STATED GOAL: How many lines in the entries below contain "پزشکی"? Answer with the number only.

MATERIAL PROVIDED:
<<<<

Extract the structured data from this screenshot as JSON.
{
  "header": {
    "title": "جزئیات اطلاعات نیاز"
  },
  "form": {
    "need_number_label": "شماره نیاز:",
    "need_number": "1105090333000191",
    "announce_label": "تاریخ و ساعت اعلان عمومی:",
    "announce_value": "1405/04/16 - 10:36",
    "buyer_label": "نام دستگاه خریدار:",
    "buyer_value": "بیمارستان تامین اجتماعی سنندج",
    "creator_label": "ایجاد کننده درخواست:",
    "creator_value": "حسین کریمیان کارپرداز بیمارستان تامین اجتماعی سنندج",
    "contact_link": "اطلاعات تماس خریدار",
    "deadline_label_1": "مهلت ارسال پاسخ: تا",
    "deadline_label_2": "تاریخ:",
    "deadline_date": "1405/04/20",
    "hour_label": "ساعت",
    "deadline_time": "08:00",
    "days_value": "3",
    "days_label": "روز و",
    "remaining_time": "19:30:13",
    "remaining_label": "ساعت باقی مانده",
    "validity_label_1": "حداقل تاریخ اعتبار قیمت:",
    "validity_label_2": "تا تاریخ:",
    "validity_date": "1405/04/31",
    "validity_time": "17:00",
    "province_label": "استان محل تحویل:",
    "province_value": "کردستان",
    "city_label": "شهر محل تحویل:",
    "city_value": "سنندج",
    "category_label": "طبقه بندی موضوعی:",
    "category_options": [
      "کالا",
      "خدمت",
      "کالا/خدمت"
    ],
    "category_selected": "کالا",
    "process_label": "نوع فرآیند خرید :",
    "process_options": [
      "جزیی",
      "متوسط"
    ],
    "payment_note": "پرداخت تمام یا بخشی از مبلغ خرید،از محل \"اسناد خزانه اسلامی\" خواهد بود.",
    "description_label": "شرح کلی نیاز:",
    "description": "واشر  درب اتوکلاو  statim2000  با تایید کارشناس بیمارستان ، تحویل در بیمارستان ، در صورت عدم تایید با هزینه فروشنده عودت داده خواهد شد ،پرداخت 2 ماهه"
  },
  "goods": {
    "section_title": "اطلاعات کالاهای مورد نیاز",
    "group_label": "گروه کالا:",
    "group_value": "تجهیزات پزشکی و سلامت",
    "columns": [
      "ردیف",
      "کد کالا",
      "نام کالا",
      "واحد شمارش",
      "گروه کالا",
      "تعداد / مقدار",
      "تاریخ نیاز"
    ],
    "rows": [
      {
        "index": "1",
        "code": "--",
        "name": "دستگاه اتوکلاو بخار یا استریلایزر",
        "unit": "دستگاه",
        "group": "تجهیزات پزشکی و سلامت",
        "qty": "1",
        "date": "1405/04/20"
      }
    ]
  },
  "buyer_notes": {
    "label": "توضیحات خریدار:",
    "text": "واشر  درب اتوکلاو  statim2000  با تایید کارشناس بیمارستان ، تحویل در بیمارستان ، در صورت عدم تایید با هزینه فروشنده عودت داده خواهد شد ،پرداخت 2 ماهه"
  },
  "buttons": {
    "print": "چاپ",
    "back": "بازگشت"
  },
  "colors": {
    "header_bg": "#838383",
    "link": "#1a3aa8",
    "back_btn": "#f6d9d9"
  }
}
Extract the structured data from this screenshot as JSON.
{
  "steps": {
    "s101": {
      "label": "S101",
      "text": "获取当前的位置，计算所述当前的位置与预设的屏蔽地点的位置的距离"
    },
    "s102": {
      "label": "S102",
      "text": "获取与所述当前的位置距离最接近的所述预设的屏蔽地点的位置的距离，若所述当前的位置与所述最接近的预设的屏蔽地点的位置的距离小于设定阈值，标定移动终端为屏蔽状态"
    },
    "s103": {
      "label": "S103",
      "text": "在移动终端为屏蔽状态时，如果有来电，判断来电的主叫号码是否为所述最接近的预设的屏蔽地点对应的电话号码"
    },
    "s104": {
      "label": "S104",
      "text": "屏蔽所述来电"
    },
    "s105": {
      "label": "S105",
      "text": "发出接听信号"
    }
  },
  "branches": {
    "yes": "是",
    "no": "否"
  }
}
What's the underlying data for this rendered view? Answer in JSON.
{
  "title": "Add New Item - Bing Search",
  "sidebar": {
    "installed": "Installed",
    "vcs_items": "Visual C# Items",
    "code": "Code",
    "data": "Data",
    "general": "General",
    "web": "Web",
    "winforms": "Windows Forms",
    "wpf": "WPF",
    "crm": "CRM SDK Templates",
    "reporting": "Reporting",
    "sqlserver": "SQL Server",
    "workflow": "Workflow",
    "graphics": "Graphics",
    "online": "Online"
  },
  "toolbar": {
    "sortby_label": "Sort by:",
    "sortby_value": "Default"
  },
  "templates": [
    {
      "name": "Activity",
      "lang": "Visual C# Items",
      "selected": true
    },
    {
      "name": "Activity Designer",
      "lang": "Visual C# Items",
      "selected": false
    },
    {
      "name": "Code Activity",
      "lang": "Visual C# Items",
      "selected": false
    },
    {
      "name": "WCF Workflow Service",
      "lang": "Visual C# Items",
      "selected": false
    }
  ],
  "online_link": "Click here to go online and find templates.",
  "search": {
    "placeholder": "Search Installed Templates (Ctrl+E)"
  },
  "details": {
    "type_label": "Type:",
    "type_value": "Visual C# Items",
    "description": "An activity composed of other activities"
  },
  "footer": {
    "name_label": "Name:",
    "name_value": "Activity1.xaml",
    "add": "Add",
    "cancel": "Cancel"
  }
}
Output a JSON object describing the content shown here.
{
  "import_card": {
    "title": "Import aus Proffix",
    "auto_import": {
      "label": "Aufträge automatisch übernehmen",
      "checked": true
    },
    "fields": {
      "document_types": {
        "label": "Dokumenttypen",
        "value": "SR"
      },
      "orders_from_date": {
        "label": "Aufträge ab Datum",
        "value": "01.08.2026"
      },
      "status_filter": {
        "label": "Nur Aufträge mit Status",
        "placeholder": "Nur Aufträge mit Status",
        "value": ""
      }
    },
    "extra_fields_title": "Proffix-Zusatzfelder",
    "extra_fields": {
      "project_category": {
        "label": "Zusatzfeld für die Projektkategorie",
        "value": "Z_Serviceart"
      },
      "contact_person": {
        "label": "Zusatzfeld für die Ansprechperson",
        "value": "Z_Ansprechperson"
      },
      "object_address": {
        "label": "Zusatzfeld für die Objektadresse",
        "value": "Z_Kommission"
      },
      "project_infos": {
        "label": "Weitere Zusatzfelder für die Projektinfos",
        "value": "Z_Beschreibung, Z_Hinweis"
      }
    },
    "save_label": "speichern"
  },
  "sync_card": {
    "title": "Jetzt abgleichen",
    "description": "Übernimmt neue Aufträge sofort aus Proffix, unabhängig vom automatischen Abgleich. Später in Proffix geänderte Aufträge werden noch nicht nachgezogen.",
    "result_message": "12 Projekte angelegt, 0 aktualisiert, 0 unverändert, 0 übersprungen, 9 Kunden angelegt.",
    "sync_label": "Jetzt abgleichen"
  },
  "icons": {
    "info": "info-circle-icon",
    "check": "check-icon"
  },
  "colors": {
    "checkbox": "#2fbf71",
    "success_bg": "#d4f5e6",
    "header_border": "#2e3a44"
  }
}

>>>>

ANSWER TO THIS TASK: 2